*SET EXERCISE:*
Report all lines from the entries below in which "július" appears.
# # # # # # #
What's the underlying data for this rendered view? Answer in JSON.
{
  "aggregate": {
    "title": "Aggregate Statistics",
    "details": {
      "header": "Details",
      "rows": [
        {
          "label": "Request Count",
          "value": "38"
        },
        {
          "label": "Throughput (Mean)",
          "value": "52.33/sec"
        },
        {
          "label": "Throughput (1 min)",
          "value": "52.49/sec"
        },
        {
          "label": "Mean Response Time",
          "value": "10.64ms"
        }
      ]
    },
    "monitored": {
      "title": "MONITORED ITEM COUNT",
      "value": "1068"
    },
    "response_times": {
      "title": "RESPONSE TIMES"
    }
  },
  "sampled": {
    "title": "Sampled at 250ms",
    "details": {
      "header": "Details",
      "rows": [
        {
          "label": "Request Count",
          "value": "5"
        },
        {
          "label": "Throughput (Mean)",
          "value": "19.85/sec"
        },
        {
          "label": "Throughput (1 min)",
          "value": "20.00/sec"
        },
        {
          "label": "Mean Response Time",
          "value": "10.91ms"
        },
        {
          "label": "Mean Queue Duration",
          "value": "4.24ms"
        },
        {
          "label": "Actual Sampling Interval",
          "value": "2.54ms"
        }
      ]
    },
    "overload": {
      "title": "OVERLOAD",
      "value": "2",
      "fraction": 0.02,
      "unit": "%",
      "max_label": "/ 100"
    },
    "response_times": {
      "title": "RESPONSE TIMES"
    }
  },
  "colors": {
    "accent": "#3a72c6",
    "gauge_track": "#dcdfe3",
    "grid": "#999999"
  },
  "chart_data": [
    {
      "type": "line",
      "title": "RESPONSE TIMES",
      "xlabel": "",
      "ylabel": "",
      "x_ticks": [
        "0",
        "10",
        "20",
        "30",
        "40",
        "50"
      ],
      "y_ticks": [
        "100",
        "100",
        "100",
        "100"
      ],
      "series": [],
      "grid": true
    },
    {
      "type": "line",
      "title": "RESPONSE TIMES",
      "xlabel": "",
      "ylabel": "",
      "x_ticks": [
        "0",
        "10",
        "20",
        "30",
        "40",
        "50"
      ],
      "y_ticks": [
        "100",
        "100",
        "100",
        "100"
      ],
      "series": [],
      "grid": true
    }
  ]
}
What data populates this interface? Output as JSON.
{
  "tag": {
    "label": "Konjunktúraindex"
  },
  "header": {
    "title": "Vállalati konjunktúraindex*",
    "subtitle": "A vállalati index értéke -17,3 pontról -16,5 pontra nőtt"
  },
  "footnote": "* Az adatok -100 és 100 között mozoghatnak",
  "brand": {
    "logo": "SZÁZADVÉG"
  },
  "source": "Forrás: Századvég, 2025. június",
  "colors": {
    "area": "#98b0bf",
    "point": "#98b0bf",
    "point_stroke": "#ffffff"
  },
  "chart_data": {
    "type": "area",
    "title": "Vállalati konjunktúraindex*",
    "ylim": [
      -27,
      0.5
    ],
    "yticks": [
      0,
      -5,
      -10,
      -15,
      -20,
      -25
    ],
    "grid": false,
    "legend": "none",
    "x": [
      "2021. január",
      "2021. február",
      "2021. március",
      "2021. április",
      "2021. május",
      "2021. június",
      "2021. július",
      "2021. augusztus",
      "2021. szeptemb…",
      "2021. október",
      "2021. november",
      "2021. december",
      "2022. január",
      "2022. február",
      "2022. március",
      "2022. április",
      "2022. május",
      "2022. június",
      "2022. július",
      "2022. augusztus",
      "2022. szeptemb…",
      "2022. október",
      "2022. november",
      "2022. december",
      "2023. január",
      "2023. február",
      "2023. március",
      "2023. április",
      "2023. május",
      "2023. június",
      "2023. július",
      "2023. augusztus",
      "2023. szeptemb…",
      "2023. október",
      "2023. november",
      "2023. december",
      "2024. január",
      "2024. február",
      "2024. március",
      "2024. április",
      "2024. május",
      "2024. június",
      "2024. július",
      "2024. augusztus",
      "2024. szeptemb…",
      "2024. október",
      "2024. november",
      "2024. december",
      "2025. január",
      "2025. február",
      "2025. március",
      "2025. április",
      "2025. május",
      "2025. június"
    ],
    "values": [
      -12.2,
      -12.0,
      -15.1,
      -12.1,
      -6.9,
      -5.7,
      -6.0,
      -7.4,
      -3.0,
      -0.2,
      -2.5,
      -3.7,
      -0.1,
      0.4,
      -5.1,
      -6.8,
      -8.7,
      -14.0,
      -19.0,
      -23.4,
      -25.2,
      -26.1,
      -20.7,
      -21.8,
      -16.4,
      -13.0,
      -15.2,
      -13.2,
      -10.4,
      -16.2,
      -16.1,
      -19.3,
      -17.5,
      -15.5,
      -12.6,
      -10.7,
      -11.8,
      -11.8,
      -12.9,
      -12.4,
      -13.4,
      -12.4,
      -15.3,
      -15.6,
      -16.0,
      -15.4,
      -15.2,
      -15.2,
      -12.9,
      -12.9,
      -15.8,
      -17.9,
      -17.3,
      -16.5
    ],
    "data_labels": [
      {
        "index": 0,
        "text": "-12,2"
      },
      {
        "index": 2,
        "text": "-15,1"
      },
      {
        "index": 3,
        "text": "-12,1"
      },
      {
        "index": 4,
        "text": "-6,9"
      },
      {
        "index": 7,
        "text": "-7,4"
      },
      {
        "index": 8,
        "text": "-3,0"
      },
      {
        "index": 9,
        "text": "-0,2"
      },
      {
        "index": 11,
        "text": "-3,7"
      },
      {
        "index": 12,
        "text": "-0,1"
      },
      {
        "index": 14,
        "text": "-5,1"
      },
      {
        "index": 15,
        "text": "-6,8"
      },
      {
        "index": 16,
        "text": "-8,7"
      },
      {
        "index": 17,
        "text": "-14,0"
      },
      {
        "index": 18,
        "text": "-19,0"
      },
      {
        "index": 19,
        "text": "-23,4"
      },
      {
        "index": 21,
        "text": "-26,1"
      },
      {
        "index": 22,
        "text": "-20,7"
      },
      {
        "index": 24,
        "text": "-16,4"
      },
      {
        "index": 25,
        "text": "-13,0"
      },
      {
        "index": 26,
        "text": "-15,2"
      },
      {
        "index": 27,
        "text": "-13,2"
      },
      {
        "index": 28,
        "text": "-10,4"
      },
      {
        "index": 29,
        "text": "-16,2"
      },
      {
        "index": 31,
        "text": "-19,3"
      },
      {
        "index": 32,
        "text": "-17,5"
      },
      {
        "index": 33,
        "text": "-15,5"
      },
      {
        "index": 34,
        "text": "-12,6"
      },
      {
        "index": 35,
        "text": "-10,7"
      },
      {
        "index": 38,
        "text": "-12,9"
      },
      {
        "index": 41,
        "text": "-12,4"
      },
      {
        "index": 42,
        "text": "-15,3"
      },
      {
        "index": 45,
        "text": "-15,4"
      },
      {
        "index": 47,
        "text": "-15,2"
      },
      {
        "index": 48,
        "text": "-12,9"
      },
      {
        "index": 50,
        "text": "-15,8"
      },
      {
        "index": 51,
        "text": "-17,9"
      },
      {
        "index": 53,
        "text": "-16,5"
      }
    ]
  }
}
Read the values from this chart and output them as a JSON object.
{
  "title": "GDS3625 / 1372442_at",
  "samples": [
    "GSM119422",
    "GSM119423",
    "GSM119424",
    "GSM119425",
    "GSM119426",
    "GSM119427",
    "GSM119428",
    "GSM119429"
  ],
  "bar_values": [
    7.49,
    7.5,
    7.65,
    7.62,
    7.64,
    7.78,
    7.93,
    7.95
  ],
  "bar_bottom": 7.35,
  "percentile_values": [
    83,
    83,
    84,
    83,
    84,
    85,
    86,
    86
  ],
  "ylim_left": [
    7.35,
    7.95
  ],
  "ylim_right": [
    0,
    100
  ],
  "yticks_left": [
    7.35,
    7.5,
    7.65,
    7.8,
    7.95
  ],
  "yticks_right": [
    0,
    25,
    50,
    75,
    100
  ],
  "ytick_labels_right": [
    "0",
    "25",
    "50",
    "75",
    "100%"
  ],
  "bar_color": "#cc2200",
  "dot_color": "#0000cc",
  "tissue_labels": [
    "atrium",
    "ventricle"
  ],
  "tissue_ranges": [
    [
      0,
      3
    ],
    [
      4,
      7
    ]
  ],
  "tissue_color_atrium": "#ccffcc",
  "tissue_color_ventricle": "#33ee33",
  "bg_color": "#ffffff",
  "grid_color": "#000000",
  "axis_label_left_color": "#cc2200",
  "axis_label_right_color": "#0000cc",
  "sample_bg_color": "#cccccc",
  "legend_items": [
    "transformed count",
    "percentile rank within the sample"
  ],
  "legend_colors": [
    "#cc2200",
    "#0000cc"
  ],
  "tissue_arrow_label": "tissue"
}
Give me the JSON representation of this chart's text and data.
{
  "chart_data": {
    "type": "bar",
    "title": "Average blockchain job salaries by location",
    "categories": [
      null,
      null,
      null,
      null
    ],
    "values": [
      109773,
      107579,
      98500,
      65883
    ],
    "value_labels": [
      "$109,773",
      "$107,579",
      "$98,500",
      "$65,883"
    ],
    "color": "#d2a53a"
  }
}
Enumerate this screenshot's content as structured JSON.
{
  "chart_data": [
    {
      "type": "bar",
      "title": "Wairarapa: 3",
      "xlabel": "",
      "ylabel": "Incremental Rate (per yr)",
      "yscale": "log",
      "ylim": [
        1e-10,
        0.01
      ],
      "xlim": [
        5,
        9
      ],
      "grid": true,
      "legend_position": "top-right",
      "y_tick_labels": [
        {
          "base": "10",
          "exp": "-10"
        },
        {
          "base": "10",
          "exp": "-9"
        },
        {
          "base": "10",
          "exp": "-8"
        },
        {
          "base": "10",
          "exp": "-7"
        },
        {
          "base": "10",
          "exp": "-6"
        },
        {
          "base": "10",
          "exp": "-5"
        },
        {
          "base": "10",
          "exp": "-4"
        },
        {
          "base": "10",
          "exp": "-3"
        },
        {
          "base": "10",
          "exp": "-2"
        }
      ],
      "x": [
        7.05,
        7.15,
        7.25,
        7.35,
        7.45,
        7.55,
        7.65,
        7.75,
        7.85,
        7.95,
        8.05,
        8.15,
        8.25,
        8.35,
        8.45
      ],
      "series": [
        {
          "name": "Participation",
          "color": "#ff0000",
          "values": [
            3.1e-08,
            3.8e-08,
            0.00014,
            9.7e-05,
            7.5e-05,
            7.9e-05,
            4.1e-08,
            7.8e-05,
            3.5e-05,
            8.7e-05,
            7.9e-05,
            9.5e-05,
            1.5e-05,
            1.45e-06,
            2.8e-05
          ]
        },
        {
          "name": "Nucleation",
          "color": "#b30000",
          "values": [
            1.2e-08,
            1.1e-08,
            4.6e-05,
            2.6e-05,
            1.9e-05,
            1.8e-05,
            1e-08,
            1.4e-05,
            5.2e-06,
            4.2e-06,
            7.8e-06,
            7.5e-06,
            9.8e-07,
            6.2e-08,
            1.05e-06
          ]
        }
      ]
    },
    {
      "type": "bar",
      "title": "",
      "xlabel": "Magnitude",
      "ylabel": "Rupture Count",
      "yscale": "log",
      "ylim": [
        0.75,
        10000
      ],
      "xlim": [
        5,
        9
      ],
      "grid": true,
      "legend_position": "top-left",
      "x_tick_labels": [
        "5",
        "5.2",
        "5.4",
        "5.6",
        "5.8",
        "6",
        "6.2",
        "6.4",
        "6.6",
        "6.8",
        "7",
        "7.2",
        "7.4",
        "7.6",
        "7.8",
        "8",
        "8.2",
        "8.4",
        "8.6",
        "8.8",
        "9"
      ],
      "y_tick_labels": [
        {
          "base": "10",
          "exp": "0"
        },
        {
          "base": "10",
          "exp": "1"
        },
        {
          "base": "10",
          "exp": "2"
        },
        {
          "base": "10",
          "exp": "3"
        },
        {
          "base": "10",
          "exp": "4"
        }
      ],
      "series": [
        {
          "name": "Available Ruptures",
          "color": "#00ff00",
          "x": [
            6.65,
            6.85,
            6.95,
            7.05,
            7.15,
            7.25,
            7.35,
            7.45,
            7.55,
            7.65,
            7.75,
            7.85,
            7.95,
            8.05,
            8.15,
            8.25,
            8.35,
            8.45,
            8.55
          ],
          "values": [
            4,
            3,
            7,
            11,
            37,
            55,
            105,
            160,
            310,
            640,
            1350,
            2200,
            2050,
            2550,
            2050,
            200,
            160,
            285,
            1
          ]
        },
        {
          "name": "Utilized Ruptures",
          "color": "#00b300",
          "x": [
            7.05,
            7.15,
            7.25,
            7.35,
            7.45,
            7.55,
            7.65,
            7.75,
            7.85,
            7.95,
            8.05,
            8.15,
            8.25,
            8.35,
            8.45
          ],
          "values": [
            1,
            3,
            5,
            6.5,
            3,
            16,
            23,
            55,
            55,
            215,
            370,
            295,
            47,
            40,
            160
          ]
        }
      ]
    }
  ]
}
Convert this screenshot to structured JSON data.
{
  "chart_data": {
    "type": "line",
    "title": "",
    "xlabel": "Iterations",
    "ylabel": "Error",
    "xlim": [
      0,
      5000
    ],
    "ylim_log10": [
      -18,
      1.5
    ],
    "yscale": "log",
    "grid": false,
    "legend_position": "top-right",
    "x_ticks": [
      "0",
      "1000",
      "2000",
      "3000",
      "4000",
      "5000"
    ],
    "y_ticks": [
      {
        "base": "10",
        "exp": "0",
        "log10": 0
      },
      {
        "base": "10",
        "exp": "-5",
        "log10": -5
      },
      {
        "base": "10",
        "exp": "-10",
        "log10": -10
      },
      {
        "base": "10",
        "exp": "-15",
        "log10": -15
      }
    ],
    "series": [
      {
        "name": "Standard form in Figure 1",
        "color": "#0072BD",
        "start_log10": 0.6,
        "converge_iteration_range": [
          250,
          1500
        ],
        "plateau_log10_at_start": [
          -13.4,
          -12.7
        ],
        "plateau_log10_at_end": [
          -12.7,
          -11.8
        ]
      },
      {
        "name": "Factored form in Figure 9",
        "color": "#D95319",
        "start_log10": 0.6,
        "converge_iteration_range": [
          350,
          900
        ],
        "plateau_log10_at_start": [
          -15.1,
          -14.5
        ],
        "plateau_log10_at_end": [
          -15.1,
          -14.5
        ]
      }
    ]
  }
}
# # # # # # #
*PROBLEM SOLUTION:*
      "2021. július",
      "2022. július",
      "2023. július",
      "2024. július",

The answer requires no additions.